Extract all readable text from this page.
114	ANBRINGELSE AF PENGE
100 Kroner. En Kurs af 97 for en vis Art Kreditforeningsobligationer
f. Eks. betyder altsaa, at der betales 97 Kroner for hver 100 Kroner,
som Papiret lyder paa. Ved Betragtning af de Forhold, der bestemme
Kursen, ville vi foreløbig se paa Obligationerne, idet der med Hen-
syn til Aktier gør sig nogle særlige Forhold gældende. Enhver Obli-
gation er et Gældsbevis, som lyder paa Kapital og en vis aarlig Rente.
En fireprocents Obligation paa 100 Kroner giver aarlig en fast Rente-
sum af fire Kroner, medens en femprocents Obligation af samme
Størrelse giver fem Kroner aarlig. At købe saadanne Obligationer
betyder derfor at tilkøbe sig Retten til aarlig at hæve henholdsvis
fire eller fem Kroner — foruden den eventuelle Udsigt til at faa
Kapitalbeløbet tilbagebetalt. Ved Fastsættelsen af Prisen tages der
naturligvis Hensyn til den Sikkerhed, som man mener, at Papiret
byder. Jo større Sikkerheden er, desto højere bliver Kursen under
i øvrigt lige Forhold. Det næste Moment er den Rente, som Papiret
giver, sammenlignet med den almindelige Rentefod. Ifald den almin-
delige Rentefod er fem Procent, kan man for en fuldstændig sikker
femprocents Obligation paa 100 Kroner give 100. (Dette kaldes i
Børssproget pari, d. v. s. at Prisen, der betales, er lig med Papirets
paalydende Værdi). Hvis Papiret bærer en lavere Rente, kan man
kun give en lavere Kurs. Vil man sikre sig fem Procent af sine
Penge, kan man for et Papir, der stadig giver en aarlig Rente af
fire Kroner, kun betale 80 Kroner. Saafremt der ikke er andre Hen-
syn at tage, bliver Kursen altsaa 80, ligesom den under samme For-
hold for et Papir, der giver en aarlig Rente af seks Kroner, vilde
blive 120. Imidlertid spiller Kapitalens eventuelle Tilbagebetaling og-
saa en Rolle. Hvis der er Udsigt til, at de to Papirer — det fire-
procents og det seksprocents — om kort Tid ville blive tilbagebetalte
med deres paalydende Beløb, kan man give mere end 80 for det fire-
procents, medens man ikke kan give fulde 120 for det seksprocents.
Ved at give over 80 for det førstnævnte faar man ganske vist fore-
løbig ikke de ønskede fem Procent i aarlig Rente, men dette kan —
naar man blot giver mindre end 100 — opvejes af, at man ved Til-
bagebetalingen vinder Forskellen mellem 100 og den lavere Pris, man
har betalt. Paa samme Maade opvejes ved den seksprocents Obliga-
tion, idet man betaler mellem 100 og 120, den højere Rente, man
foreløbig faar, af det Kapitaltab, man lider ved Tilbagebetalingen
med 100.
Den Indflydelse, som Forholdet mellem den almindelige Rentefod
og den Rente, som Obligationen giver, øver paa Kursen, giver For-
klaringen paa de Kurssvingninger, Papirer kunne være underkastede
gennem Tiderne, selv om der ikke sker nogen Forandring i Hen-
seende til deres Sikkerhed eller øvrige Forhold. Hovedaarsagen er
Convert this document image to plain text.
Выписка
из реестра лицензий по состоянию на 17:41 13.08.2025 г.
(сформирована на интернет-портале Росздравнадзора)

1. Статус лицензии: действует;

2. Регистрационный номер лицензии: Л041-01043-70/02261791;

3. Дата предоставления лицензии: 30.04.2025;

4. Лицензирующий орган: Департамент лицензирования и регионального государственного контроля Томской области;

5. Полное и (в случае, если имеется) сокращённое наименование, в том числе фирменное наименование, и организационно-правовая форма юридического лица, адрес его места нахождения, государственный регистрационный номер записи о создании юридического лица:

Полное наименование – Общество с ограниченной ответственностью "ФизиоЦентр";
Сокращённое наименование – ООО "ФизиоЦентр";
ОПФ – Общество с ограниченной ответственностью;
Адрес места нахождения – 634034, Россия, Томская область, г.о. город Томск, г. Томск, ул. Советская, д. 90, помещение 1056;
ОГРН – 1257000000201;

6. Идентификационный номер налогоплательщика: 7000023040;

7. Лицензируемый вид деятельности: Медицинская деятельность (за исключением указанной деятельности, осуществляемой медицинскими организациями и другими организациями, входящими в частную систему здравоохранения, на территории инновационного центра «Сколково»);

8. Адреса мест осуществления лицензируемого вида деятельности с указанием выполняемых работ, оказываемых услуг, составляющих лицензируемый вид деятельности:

--*--

§ **Exercise prompt**:
From the data above, copy out every line with the string "faar" in it.

§ **Task result**:
Ved at give over 80 for det førstnævnte faar man ganske vist fore-
foreløbig faar, af det Kapitaltab, man lider ved Tilbagebetalingen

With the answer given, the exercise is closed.